[START OF PROVIDED INFORMATION]
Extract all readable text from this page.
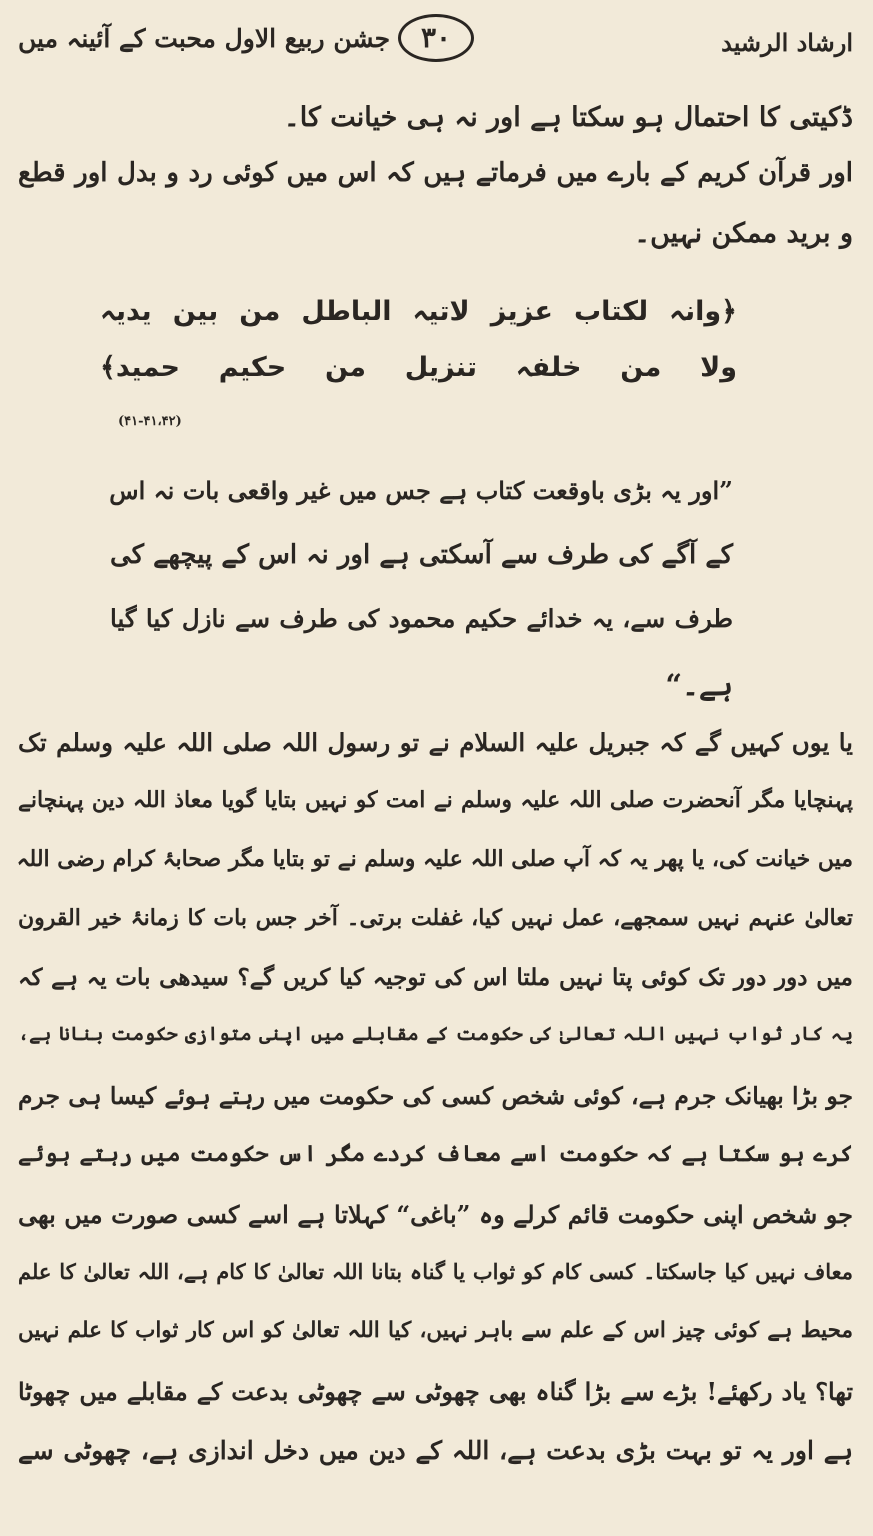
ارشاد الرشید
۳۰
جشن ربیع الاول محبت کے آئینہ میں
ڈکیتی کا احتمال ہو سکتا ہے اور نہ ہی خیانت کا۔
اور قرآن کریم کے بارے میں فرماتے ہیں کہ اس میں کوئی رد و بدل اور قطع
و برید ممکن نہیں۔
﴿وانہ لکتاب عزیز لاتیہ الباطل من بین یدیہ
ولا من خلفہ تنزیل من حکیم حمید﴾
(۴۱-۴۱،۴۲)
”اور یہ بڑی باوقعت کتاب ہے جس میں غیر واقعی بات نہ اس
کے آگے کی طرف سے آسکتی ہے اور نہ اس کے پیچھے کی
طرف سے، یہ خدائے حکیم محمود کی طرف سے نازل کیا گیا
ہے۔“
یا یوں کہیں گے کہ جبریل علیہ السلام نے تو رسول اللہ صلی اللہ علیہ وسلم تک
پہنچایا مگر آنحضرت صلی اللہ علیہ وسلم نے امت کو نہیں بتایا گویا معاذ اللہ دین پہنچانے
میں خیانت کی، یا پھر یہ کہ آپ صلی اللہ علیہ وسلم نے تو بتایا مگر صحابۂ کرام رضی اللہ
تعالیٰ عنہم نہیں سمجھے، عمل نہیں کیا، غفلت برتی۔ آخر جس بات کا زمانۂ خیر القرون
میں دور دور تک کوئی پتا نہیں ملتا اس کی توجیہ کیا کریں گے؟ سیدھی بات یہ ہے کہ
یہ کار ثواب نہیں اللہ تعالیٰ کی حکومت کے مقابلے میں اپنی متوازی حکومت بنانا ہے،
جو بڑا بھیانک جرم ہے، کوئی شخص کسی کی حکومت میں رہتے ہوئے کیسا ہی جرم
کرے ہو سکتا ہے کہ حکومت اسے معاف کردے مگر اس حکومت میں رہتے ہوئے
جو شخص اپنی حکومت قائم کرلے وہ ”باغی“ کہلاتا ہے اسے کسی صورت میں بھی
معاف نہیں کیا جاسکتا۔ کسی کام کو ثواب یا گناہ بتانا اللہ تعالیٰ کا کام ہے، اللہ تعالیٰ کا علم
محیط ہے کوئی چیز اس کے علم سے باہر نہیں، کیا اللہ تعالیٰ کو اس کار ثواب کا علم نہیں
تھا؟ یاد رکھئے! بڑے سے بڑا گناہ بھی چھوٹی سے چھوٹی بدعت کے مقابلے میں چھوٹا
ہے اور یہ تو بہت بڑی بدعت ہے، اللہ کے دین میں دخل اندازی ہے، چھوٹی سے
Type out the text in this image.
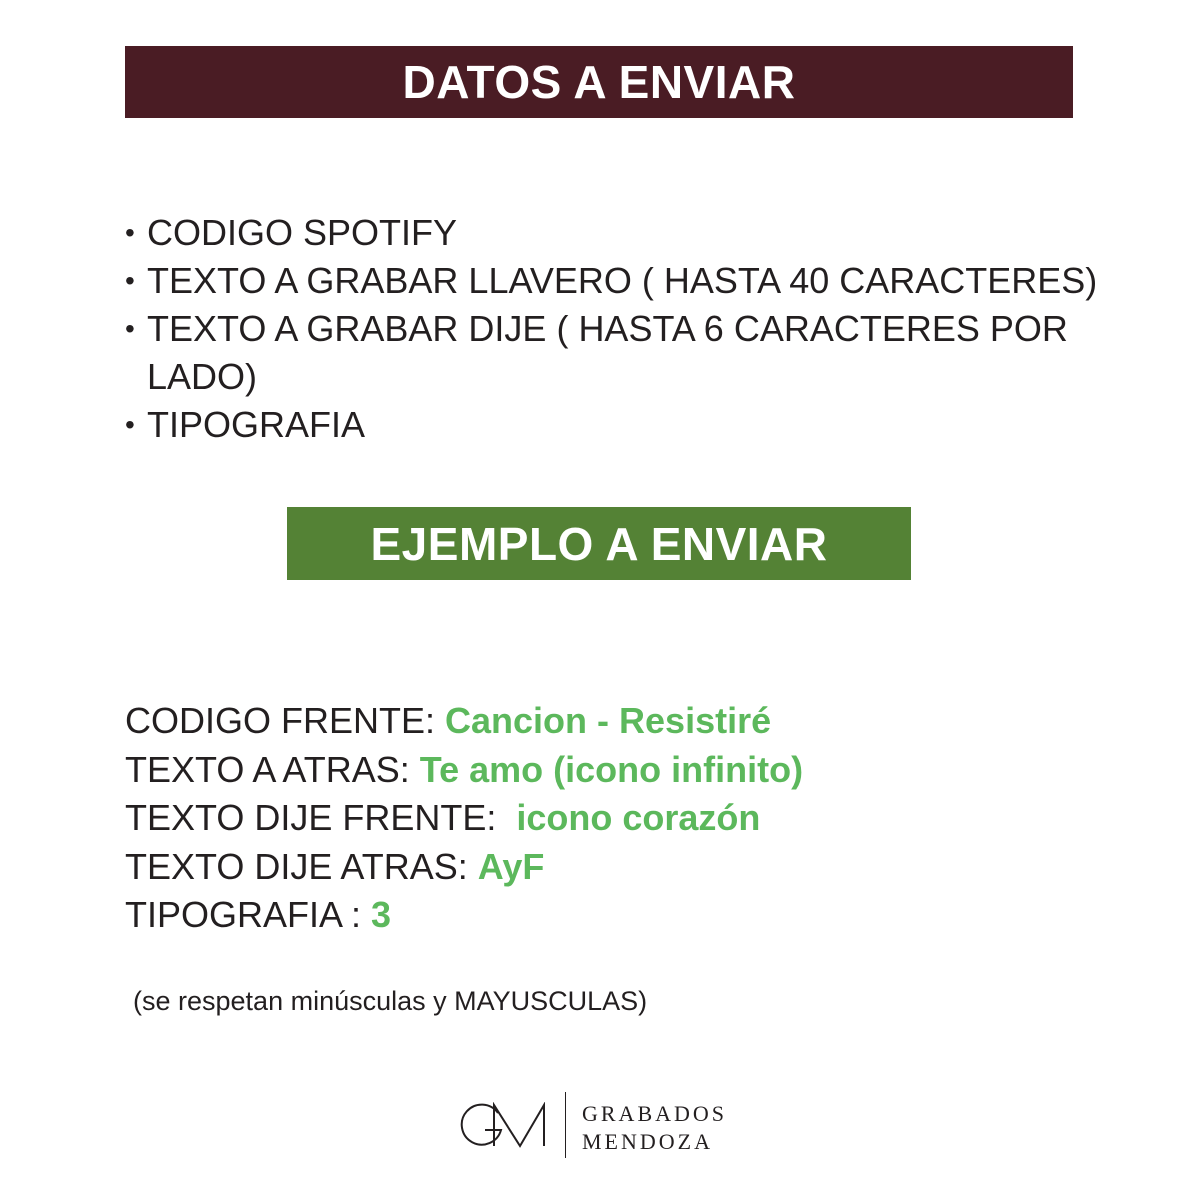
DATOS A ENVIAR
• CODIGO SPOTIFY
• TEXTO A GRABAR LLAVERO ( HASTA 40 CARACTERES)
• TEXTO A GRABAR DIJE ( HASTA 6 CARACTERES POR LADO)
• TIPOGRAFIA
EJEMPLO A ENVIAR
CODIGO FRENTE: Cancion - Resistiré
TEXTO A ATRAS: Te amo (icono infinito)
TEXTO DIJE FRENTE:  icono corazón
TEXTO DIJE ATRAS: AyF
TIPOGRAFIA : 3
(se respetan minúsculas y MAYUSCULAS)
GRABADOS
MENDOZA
[END OF PROVIDED INFORMATION]
[START OF PROVIDED INFORMATION]
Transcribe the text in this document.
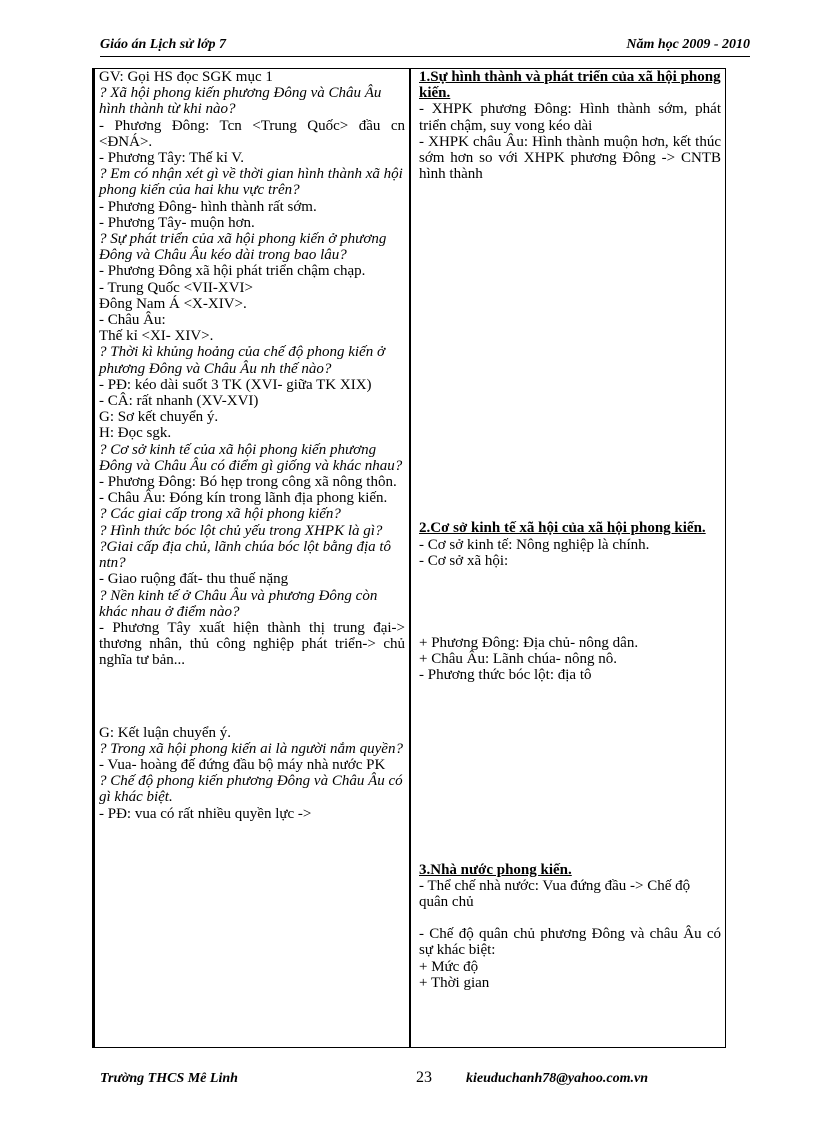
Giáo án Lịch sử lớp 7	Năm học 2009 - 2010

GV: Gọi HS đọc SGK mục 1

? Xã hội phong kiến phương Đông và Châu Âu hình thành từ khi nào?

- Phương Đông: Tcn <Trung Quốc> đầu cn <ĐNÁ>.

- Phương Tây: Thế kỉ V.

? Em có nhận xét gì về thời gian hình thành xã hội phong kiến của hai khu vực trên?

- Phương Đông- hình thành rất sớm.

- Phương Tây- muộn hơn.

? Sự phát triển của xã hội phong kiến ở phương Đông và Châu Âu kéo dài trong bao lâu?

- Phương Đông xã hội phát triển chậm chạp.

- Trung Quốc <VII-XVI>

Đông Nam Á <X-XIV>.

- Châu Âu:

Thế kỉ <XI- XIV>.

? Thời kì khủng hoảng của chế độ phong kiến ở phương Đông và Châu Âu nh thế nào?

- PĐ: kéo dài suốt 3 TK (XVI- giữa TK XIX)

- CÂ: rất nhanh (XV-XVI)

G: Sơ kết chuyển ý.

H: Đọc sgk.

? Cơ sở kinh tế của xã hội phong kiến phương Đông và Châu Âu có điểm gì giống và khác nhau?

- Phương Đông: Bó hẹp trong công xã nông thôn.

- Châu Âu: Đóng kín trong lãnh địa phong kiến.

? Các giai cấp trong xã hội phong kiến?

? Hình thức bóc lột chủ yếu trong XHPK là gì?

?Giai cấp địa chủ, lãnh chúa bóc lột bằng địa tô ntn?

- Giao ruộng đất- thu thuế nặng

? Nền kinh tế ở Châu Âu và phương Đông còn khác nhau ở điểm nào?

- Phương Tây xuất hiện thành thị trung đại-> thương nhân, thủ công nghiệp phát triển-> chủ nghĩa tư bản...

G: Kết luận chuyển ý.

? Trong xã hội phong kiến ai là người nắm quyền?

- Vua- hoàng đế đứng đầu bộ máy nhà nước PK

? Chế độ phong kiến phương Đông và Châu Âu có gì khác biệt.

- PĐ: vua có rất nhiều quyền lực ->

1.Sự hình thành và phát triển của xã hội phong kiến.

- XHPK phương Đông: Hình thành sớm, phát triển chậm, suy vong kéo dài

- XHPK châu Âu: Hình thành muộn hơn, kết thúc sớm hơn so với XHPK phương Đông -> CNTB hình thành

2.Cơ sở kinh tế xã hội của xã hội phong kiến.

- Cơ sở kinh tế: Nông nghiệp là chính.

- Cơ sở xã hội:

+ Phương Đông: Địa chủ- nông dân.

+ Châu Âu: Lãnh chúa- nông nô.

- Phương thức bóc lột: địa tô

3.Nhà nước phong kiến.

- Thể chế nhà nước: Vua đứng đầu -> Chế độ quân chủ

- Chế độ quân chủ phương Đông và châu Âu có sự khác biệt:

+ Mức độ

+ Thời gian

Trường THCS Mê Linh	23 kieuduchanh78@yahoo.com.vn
[END OF PROVIDED INFORMATION]
### YOUR TASK
Identify all lines where the word "this" shows up. Copy them.

### COMPLETED TASK
Extract all readable text from this page.
Type out the text in this image.
Transcribe the text in this document.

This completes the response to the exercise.